## [Task prompt]
Below is a block of records: output all of them exactly and leave out the pictures.

## start Record excerpts

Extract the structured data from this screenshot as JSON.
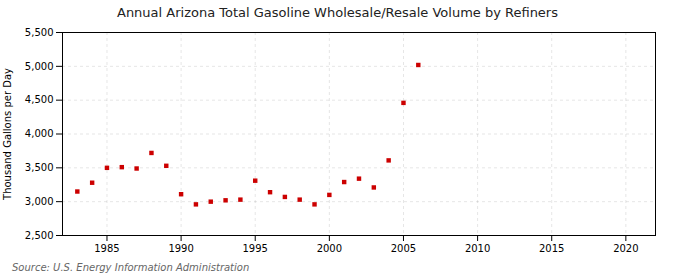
{
  "chart_data": {
    "type": "scatter",
    "title": "Annual Arizona Total Gasoline Wholesale/Resale Volume by Refiners",
    "ylabel": "Thousand Gallons per Day",
    "source": "Source: U.S. Energy Information Administration",
    "x": [
      1983,
      1984,
      1985,
      1986,
      1987,
      1988,
      1989,
      1990,
      1991,
      1992,
      1993,
      1994,
      1995,
      1996,
      1997,
      1998,
      1999,
      2000,
      2001,
      2002,
      2003,
      2004,
      2005,
      2006
    ],
    "values": [
      3150,
      3280,
      3500,
      3510,
      3490,
      3720,
      3530,
      3110,
      2960,
      3000,
      3020,
      3030,
      3310,
      3140,
      3070,
      3030,
      2960,
      3100,
      3290,
      3340,
      3210,
      3610,
      4460,
      5020
    ],
    "color": "#cc0000",
    "marker": "square",
    "grid": true,
    "xlim": [
      1982,
      2022
    ],
    "xticks": [
      1985,
      1990,
      1995,
      2000,
      2005,
      2010,
      2015,
      2020
    ],
    "ylim": [
      2500,
      5500
    ],
    "yticks": [
      {
        "value": 2500,
        "label": "2,500"
      },
      {
        "value": 3000,
        "label": "3,000"
      },
      {
        "value": 3500,
        "label": "3,500"
      },
      {
        "value": 4000,
        "label": "4,000"
      },
      {
        "value": 4500,
        "label": "4,500"
      },
      {
        "value": 5000,
        "label": "5,000"
      },
      {
        "value": 5500,
        "label": "5,500"
      }
    ]
  }
}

## end Record excerpts

## [Written reply]
Extract the structured data from this screenshot as JSON.
{
  "chart_data": {
    "type": "scatter",
    "title": "Annual Arizona Total Gasoline Wholesale/Resale Volume by Refiners",
    "ylabel": "Thousand Gallons per Day",
    "source": "Source: U.S. Energy Information Administration",
    "x": [
      1983,
      1984,
      1985,
      1986,
      1987,
      1988,
      1989,
      1990,
      1991,
      1992,
      1993,
      1994,
      1995,
      1996,
      1997,
      1998,
      1999,
      2000,
      2001,
      2002,
      2003,
      2004,
      2005,
      2006
    ],
    "values": [
      3150,
      3280,
      3500,
      3510,
      3490,
      3720,
      3530,
      3110,
      2960,
      3000,
      3020,
      3030,
      3310,
      3140,
      3070,
      3030,
      2960,
      3100,
      3290,
      3340,
      3210,
      3610,
      4460,
      5020
    ],
    "color": "#cc0000",
    "marker": "square",
    "grid": true,
    "xlim": [
      1982,
      2022
    ],
    "xticks": [
      1985,
      1990,
      1995,
      2000,
      2005,
      2010,
      2015,
      2020
    ],
    "ylim": [
      2500,
      5500
    ],
    "yticks": [
      {
        "value": 2500,
        "label": "2,500"
      },
      {
        "value": 3000,
        "label": "3,000"
      },
      {
        "value": 3500,
        "label": "3,500"
      },
      {
        "value": 4000,
        "label": "4,000"
      },
      {
        "value": 4500,
        "label": "4,500"
      },
      {
        "value": 5000,
        "label": "5,000"
      },
      {
        "value": 5500,
        "label": "5,500"
      }
    ]
  }
}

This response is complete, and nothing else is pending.